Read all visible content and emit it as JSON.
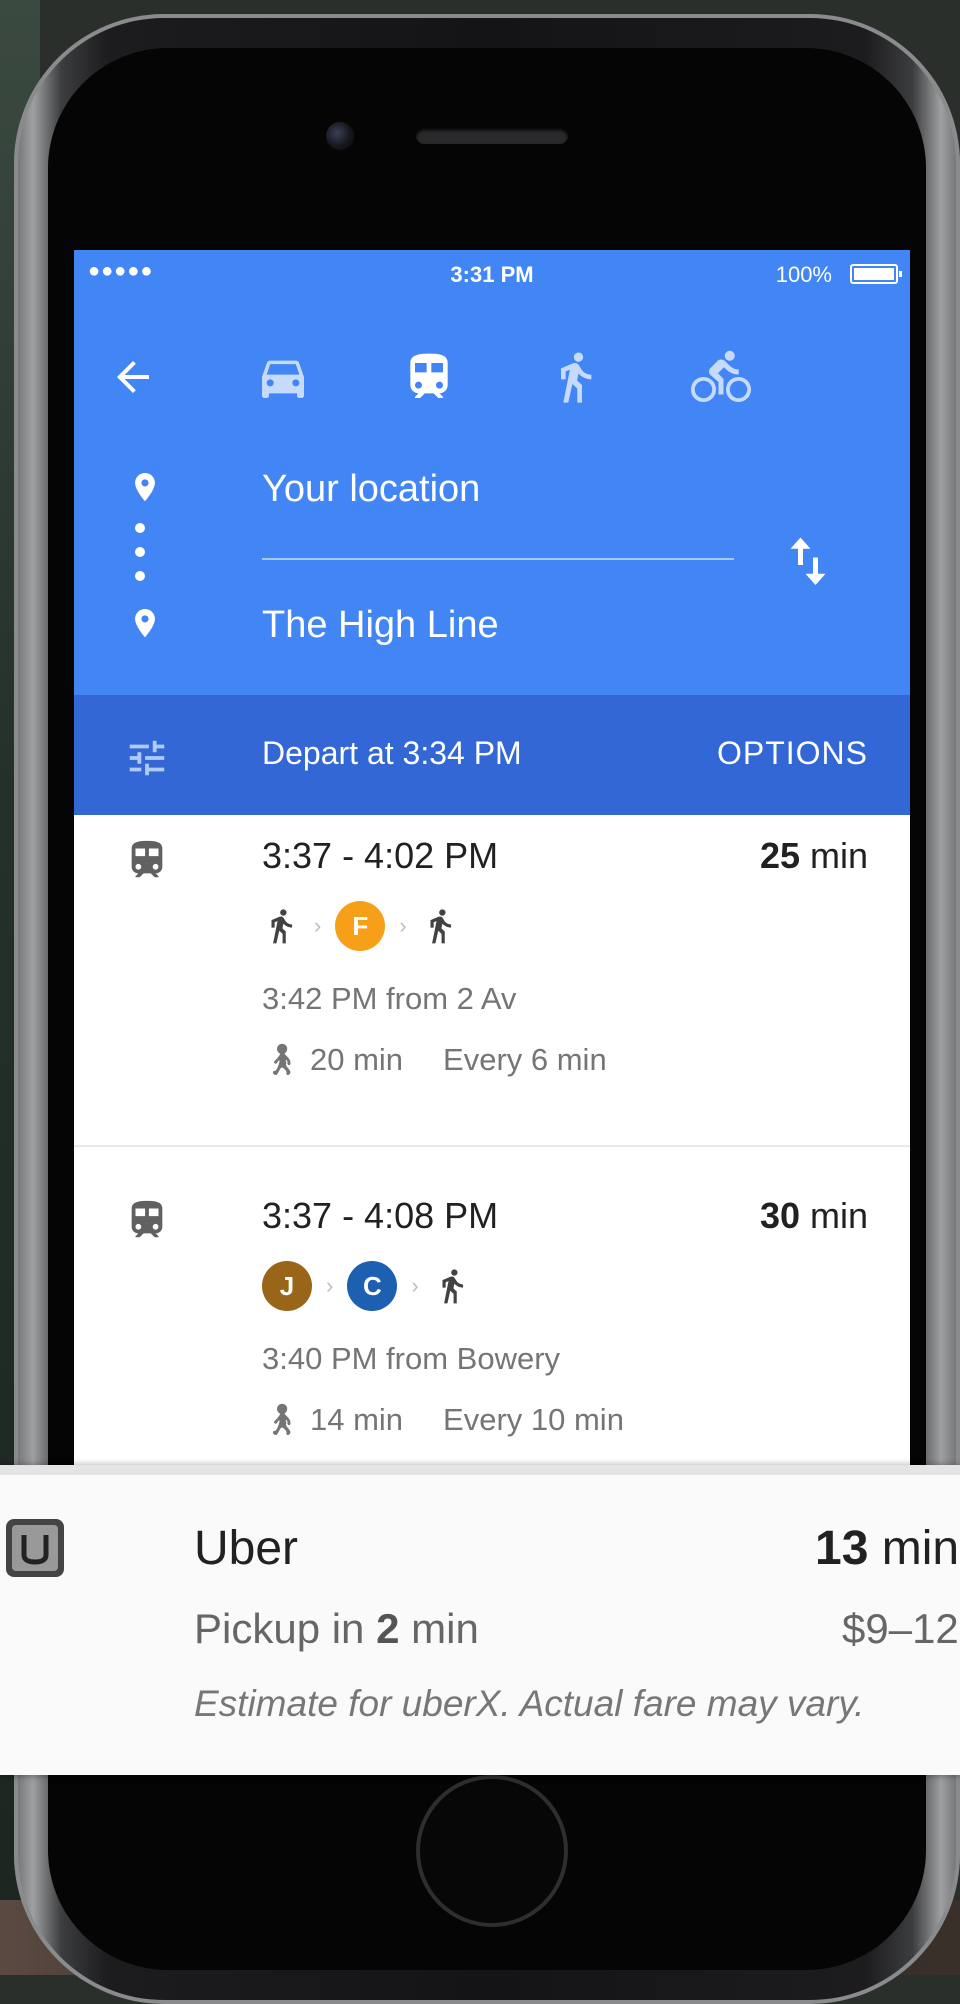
{
  "status_bar": {
    "signal": "●●●●●",
    "time": "3:31 PM",
    "battery": "100%"
  },
  "modes": [
    {
      "name": "driving",
      "icon": "car-icon"
    },
    {
      "name": "transit",
      "icon": "train-icon",
      "selected": true
    },
    {
      "name": "walking",
      "icon": "walking-icon"
    },
    {
      "name": "cycling",
      "icon": "bicycle-icon"
    }
  ],
  "origin": "Your location",
  "destination": "The High Line",
  "depart_bar": {
    "text": "Depart at 3:34 PM",
    "options_label": "OPTIONS"
  },
  "routes": [
    {
      "times": "3:37 - 4:02 PM",
      "duration_num": "25",
      "duration_unit": " min",
      "lines": [
        {
          "label": "F",
          "color": "#f6a01a"
        }
      ],
      "from": "3:42 PM from 2 Av",
      "walk": "20 min",
      "frequency": "Every 6 min"
    },
    {
      "times": "3:37 - 4:08 PM",
      "duration_num": "30",
      "duration_unit": " min",
      "lines": [
        {
          "label": "J",
          "color": "#996619"
        },
        {
          "label": "C",
          "color": "#1d5fb1"
        }
      ],
      "from": "3:40 PM from Bowery",
      "walk": "14 min",
      "frequency": "Every 10 min"
    }
  ],
  "uber": {
    "title": "Uber",
    "duration_num": "13",
    "duration_unit": " min",
    "pickup_prefix": "Pickup in ",
    "pickup_num": "2",
    "pickup_suffix": " min",
    "price": "$9–12",
    "note": "Estimate for uberX. Actual fare may vary."
  },
  "colors": {
    "header": "#4285f4",
    "depart_bar": "#3367d6"
  }
}
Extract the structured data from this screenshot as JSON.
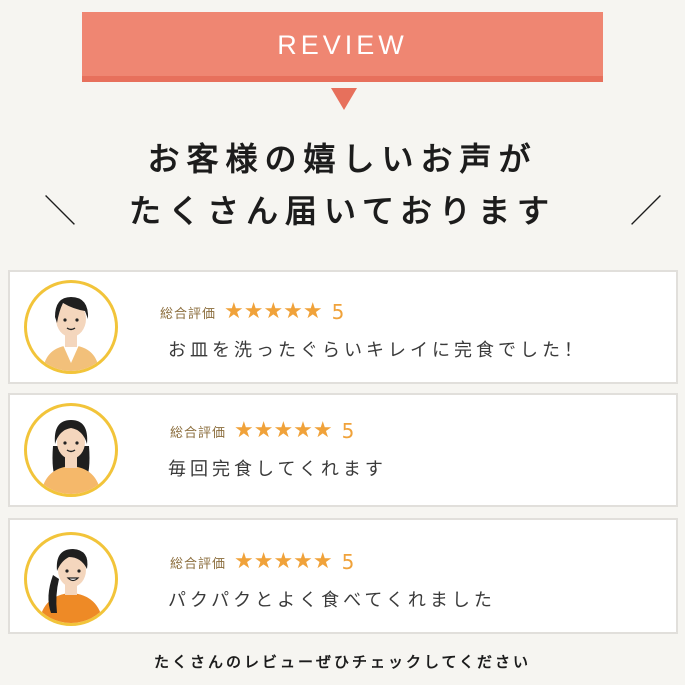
{
  "header": {
    "ribbon_label": "REVIEW",
    "headline_line1": "お客様の嬉しいお声が",
    "headline_line2": "たくさん届いております",
    "left_slash": "＼",
    "right_slash": "／"
  },
  "colors": {
    "ribbon": "#ef8672",
    "star": "#f0a23a",
    "avatar_border": "#f2c43a"
  },
  "reviews": [
    {
      "rating_label": "総合評価",
      "stars": "★★★★★",
      "rating": "5",
      "comment": "お皿を洗ったぐらいキレイに完食でした！",
      "avatar_icon": "woman-short-hair-avatar-icon"
    },
    {
      "rating_label": "総合評価",
      "stars": "★★★★★",
      "rating": "5",
      "comment": "毎回完食してくれます",
      "avatar_icon": "woman-long-hair-avatar-icon"
    },
    {
      "rating_label": "総合評価",
      "stars": "★★★★★",
      "rating": "5",
      "comment": "パクパクとよく食べてくれました",
      "avatar_icon": "woman-ponytail-avatar-icon"
    }
  ],
  "footer": {
    "text": "たくさんのレビューぜひチェックしてください"
  }
}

· · · ·

EXERCISE AIM:
Write out, please, the lines of the listing above from the one with "Extract the structured" through the very last, exactly as given and with no pictures.

TASK OUTPUT:
Extract the structured data from this screenshot as JSON.
{
  "header": {
    "ribbon_label": "REVIEW",
    "headline_line1": "お客様の嬉しいお声が",
    "headline_line2": "たくさん届いております",
    "left_slash": "＼",
    "right_slash": "／"
  },
  "colors": {
    "ribbon": "#ef8672",
    "star": "#f0a23a",
    "avatar_border": "#f2c43a"
  },
  "reviews": [
    {
      "rating_label": "総合評価",
      "stars": "★★★★★",
      "rating": "5",
      "comment": "お皿を洗ったぐらいキレイに完食でした！",
      "avatar_icon": "woman-short-hair-avatar-icon"
    },
    {
      "rating_label": "総合評価",
      "stars": "★★★★★",
      "rating": "5",
      "comment": "毎回完食してくれます",
      "avatar_icon": "woman-long-hair-avatar-icon"
    },
    {
      "rating_label": "総合評価",
      "stars": "★★★★★",
      "rating": "5",
      "comment": "パクパクとよく食べてくれました",
      "avatar_icon": "woman-ponytail-avatar-icon"
    }
  ],
  "footer": {
    "text": "たくさんのレビューぜひチェックしてください"
  }
}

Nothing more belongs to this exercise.